◆ **Data shown**:
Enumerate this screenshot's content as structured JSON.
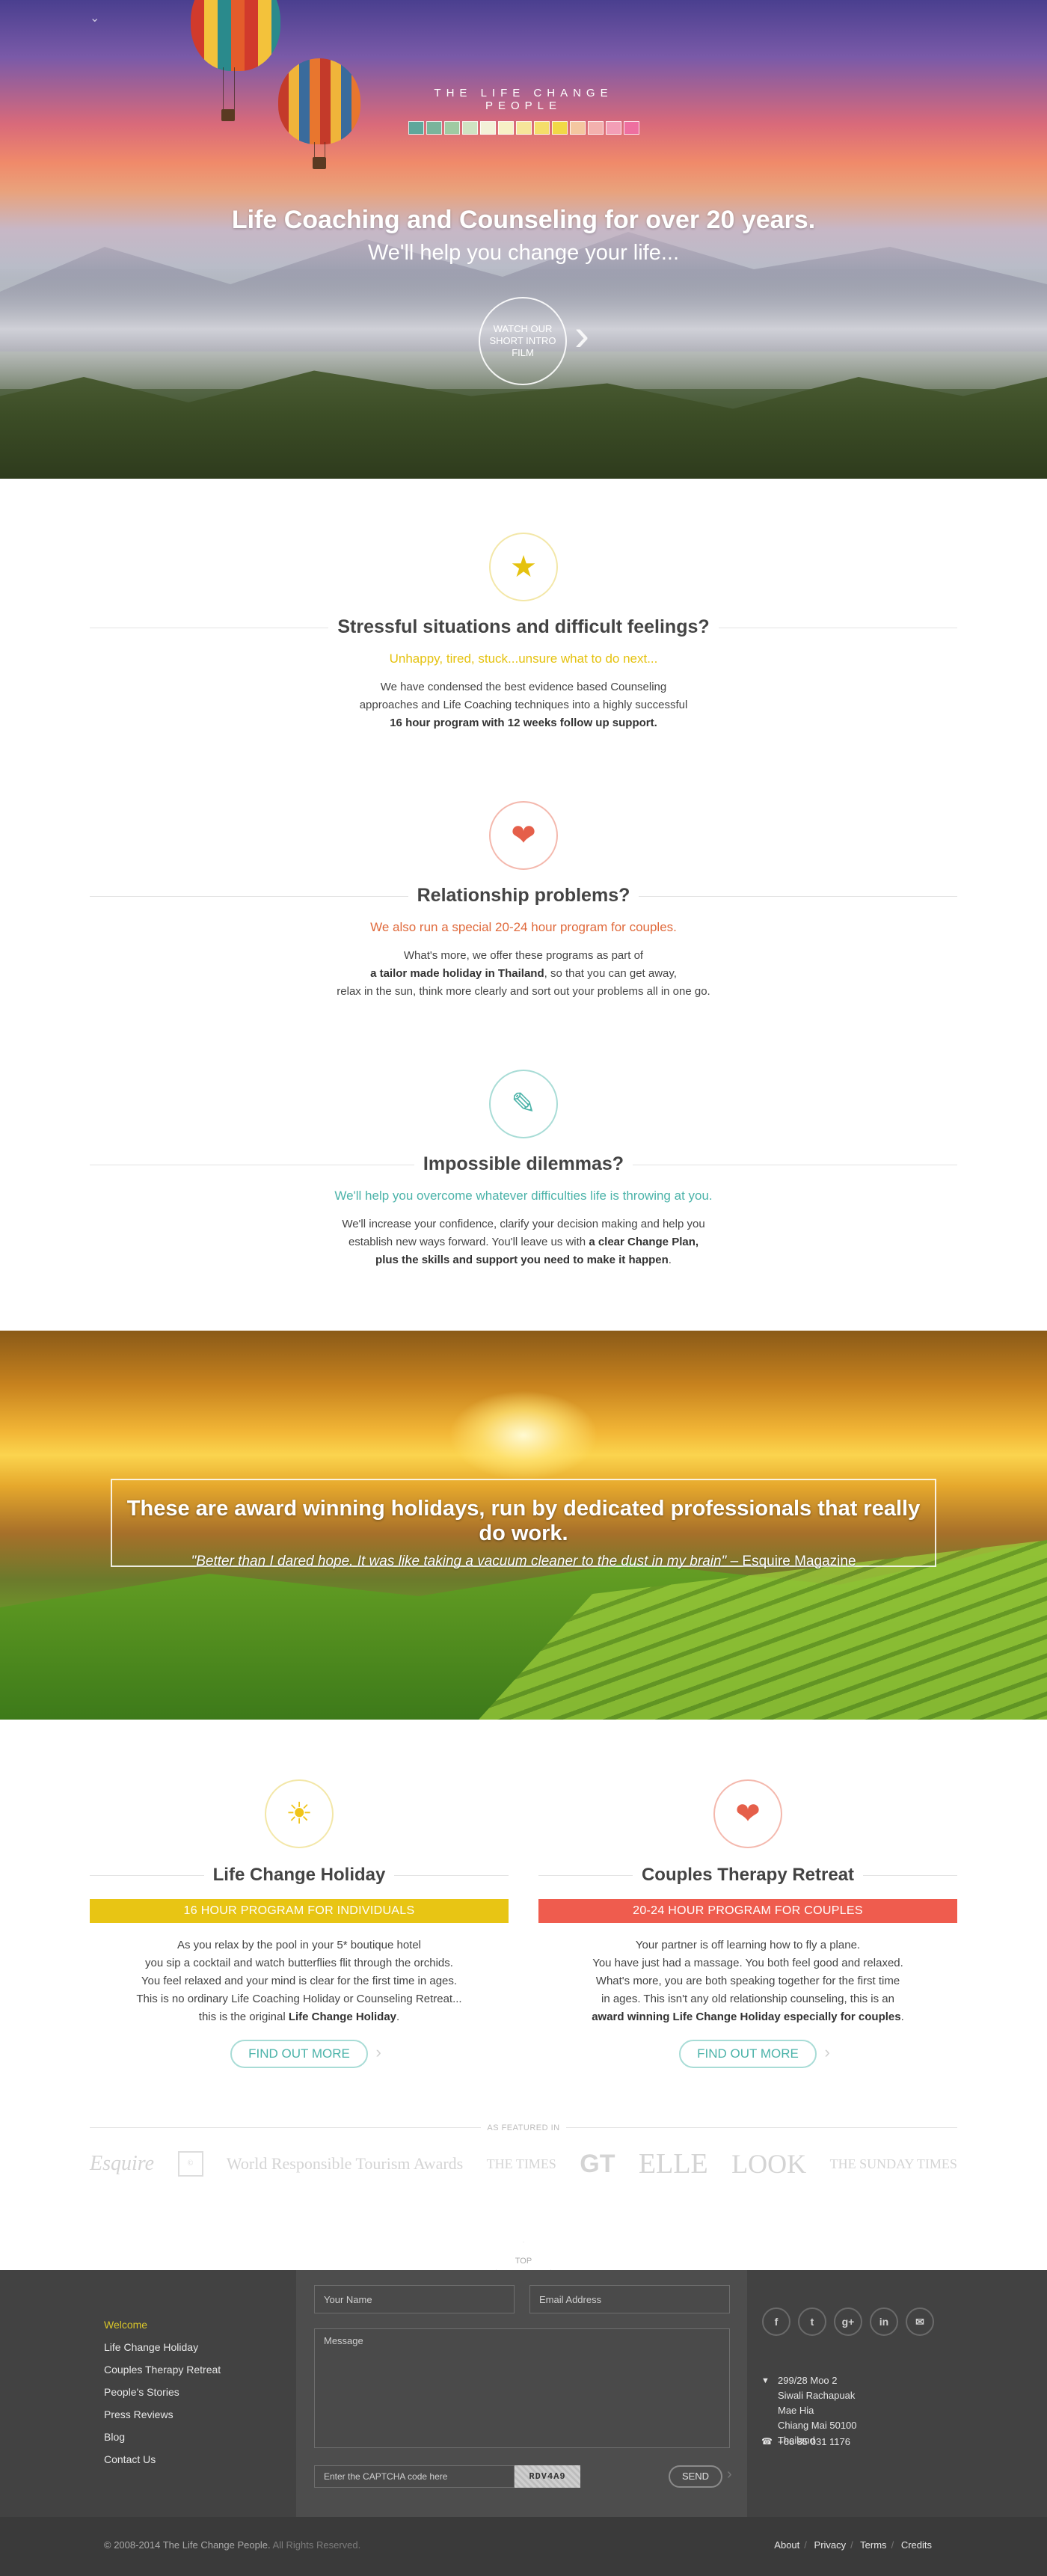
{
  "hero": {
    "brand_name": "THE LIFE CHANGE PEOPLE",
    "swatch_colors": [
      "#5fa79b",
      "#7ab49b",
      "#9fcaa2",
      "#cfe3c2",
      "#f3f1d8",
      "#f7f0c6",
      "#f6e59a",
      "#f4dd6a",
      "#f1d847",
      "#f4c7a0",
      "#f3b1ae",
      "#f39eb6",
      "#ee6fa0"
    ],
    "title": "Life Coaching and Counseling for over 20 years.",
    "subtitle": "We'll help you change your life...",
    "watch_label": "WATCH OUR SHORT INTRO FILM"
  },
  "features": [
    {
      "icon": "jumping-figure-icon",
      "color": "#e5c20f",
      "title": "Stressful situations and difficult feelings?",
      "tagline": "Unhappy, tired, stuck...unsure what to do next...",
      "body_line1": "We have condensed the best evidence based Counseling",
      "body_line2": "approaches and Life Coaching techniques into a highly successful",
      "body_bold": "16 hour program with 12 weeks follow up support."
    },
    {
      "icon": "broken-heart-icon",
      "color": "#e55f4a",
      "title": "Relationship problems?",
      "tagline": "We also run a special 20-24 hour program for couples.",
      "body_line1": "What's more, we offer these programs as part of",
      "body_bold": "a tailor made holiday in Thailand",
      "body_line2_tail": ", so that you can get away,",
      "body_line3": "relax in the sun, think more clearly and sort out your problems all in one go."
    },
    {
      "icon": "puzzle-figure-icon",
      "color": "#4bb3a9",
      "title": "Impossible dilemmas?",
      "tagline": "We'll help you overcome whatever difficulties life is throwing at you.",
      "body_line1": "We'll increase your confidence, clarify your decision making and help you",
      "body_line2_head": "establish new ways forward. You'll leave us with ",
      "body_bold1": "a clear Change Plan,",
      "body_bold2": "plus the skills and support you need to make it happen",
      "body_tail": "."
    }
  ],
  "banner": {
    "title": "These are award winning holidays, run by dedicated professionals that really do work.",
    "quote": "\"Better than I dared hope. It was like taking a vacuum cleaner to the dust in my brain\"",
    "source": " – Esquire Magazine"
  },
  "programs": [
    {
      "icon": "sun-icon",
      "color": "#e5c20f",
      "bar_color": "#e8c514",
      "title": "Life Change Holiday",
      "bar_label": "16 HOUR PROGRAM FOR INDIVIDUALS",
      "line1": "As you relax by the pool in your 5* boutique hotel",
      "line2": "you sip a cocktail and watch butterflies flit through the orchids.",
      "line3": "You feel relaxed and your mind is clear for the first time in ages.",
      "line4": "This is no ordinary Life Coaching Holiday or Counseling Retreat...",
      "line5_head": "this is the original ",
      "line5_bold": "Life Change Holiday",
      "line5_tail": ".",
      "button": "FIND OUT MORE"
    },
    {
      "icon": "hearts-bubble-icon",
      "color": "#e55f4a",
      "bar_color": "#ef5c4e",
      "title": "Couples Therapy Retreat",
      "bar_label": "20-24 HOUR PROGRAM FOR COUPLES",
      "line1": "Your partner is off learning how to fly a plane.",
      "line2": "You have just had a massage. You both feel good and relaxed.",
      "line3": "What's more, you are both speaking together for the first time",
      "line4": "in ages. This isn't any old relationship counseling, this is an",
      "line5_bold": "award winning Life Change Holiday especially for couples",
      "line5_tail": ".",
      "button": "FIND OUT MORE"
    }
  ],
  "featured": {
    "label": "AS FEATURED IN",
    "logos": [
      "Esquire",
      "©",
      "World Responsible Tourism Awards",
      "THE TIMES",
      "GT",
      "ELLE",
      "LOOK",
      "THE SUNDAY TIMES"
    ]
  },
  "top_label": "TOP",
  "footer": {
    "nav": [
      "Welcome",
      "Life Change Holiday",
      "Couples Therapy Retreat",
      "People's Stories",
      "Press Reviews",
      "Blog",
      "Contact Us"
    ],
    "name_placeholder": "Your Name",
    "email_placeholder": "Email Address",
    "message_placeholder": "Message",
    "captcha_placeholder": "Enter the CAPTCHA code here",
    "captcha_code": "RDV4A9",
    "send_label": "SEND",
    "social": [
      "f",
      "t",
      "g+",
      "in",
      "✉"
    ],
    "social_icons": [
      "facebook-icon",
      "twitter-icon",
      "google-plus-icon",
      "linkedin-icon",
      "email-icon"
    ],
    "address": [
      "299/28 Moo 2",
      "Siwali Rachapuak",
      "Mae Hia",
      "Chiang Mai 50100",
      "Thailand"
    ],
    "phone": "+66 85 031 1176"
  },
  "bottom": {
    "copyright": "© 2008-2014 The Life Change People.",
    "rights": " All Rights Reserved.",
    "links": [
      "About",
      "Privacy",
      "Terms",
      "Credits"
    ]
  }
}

◆ **Written task**:
Please transcribe the material above exactly as written. Leave the pictures out.

◆ **Result for this task**:
Enumerate this screenshot's content as structured JSON.
{
  "hero": {
    "brand_name": "THE LIFE CHANGE PEOPLE",
    "swatch_colors": [
      "#5fa79b",
      "#7ab49b",
      "#9fcaa2",
      "#cfe3c2",
      "#f3f1d8",
      "#f7f0c6",
      "#f6e59a",
      "#f4dd6a",
      "#f1d847",
      "#f4c7a0",
      "#f3b1ae",
      "#f39eb6",
      "#ee6fa0"
    ],
    "title": "Life Coaching and Counseling for over 20 years.",
    "subtitle": "We'll help you change your life...",
    "watch_label": "WATCH OUR SHORT INTRO FILM"
  },
  "features": [
    {
      "icon": "jumping-figure-icon",
      "color": "#e5c20f",
      "title": "Stressful situations and difficult feelings?",
      "tagline": "Unhappy, tired, stuck...unsure what to do next...",
      "body_line1": "We have condensed the best evidence based Counseling",
      "body_line2": "approaches and Life Coaching techniques into a highly successful",
      "body_bold": "16 hour program with 12 weeks follow up support."
    },
    {
      "icon": "broken-heart-icon",
      "color": "#e55f4a",
      "title": "Relationship problems?",
      "tagline": "We also run a special 20-24 hour program for couples.",
      "body_line1": "What's more, we offer these programs as part of",
      "body_bold": "a tailor made holiday in Thailand",
      "body_line2_tail": ", so that you can get away,",
      "body_line3": "relax in the sun, think more clearly and sort out your problems all in one go."
    },
    {
      "icon": "puzzle-figure-icon",
      "color": "#4bb3a9",
      "title": "Impossible dilemmas?",
      "tagline": "We'll help you overcome whatever difficulties life is throwing at you.",
      "body_line1": "We'll increase your confidence, clarify your decision making and help you",
      "body_line2_head": "establish new ways forward. You'll leave us with ",
      "body_bold1": "a clear Change Plan,",
      "body_bold2": "plus the skills and support you need to make it happen",
      "body_tail": "."
    }
  ],
  "banner": {
    "title": "These are award winning holidays, run by dedicated professionals that really do work.",
    "quote": "\"Better than I dared hope. It was like taking a vacuum cleaner to the dust in my brain\"",
    "source": " – Esquire Magazine"
  },
  "programs": [
    {
      "icon": "sun-icon",
      "color": "#e5c20f",
      "bar_color": "#e8c514",
      "title": "Life Change Holiday",
      "bar_label": "16 HOUR PROGRAM FOR INDIVIDUALS",
      "line1": "As you relax by the pool in your 5* boutique hotel",
      "line2": "you sip a cocktail and watch butterflies flit through the orchids.",
      "line3": "You feel relaxed and your mind is clear for the first time in ages.",
      "line4": "This is no ordinary Life Coaching Holiday or Counseling Retreat...",
      "line5_head": "this is the original ",
      "line5_bold": "Life Change Holiday",
      "line5_tail": ".",
      "button": "FIND OUT MORE"
    },
    {
      "icon": "hearts-bubble-icon",
      "color": "#e55f4a",
      "bar_color": "#ef5c4e",
      "title": "Couples Therapy Retreat",
      "bar_label": "20-24 HOUR PROGRAM FOR COUPLES",
      "line1": "Your partner is off learning how to fly a plane.",
      "line2": "You have just had a massage. You both feel good and relaxed.",
      "line3": "What's more, you are both speaking together for the first time",
      "line4": "in ages. This isn't any old relationship counseling, this is an",
      "line5_bold": "award winning Life Change Holiday especially for couples",
      "line5_tail": ".",
      "button": "FIND OUT MORE"
    }
  ],
  "featured": {
    "label": "AS FEATURED IN",
    "logos": [
      "Esquire",
      "©",
      "World Responsible Tourism Awards",
      "THE TIMES",
      "GT",
      "ELLE",
      "LOOK",
      "THE SUNDAY TIMES"
    ]
  },
  "top_label": "TOP",
  "footer": {
    "nav": [
      "Welcome",
      "Life Change Holiday",
      "Couples Therapy Retreat",
      "People's Stories",
      "Press Reviews",
      "Blog",
      "Contact Us"
    ],
    "name_placeholder": "Your Name",
    "email_placeholder": "Email Address",
    "message_placeholder": "Message",
    "captcha_placeholder": "Enter the CAPTCHA code here",
    "captcha_code": "RDV4A9",
    "send_label": "SEND",
    "social": [
      "f",
      "t",
      "g+",
      "in",
      "✉"
    ],
    "social_icons": [
      "facebook-icon",
      "twitter-icon",
      "google-plus-icon",
      "linkedin-icon",
      "email-icon"
    ],
    "address": [
      "299/28 Moo 2",
      "Siwali Rachapuak",
      "Mae Hia",
      "Chiang Mai 50100",
      "Thailand"
    ],
    "phone": "+66 85 031 1176"
  },
  "bottom": {
    "copyright": "© 2008-2014 The Life Change People.",
    "rights": " All Rights Reserved.",
    "links": [
      "About",
      "Privacy",
      "Terms",
      "Credits"
    ]
  }
}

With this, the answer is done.